Page records with their text
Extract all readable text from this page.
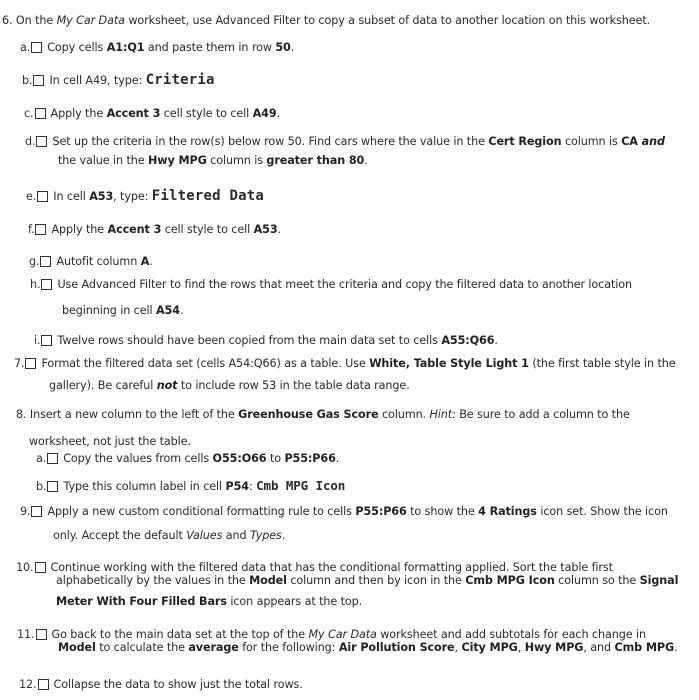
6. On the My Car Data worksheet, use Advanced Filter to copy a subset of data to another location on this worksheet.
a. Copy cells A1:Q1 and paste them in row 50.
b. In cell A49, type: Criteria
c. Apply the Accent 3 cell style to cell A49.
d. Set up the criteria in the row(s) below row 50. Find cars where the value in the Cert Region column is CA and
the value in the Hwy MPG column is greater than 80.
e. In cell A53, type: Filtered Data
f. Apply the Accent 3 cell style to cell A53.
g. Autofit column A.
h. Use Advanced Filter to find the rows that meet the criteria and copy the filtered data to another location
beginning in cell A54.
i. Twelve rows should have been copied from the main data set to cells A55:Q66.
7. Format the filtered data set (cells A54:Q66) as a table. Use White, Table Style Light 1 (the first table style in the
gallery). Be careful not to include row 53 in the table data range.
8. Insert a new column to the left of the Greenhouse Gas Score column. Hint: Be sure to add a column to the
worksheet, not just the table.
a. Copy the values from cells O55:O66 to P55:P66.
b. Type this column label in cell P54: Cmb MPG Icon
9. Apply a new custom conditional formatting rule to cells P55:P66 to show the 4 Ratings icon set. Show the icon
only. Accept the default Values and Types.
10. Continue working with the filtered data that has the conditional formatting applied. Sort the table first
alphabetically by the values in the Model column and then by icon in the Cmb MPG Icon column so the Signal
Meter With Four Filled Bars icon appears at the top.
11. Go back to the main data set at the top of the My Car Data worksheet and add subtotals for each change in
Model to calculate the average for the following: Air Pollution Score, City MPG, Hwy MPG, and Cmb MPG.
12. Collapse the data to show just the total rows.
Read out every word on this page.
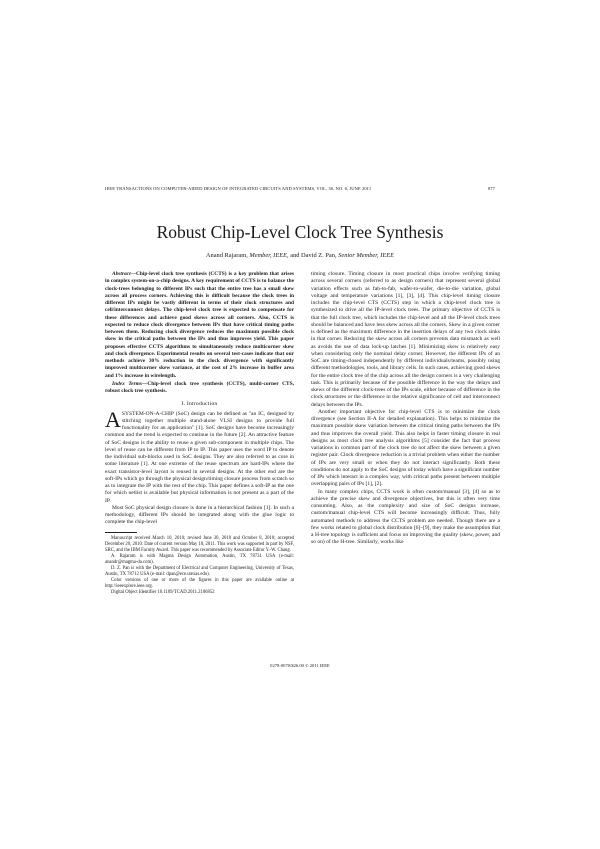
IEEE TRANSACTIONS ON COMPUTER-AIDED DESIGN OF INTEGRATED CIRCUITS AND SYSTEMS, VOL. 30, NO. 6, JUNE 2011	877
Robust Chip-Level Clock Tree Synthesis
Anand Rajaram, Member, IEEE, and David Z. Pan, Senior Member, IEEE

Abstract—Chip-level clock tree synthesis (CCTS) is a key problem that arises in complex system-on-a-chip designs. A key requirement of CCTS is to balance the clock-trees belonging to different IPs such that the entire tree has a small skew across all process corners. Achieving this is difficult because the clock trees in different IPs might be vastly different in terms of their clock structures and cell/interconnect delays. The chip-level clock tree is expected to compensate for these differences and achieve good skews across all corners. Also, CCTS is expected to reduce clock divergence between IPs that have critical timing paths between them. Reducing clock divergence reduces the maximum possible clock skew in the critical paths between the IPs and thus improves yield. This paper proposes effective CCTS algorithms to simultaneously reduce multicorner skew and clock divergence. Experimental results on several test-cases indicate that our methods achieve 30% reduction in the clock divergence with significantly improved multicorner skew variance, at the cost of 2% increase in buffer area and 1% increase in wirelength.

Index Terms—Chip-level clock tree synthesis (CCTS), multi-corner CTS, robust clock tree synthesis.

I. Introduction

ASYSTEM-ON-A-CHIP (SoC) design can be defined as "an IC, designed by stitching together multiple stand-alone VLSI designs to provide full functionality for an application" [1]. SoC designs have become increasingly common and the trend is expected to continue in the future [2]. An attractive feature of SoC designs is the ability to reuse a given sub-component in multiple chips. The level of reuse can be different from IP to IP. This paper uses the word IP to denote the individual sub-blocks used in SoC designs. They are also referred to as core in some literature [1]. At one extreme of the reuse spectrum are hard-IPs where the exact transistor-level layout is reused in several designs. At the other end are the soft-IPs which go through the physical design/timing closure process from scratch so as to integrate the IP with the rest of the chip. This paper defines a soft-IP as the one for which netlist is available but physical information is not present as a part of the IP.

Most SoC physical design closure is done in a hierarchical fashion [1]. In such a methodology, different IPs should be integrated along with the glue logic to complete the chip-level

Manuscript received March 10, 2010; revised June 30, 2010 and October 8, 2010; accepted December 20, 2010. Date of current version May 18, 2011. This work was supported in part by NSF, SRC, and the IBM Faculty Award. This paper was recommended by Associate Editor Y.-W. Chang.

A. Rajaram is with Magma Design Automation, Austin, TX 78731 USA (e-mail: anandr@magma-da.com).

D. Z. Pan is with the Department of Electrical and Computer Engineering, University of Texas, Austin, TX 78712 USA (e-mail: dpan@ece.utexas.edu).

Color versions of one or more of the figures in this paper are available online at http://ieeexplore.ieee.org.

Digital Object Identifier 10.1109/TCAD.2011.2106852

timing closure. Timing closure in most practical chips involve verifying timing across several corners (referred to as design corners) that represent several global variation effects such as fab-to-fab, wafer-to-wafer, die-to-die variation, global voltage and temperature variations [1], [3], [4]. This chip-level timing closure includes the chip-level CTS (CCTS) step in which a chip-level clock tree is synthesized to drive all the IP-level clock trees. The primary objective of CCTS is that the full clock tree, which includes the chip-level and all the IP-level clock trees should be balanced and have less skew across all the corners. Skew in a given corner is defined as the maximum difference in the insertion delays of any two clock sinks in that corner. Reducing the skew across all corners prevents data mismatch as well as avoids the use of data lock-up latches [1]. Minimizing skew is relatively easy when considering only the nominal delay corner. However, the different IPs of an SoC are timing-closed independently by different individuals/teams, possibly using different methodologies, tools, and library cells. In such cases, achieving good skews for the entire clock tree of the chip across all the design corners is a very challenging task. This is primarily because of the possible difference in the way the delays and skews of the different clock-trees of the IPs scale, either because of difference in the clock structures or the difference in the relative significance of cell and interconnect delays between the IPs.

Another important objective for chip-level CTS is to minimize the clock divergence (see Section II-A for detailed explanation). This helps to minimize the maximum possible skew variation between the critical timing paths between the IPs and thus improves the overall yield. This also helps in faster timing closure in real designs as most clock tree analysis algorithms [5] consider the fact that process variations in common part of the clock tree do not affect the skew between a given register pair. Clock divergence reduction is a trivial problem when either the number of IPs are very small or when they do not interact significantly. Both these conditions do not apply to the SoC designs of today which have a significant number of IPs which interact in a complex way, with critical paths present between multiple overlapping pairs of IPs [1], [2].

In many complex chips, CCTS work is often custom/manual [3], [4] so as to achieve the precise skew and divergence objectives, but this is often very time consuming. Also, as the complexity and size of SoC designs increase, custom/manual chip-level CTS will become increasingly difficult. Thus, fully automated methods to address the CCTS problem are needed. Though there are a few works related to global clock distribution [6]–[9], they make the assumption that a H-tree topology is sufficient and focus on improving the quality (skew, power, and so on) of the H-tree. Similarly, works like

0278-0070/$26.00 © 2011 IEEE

• **WORK REQUIRED**:
On how many lines of the records above does the word "them" appear? Answer with only that number.

• **YOUR SOLUTION**:
2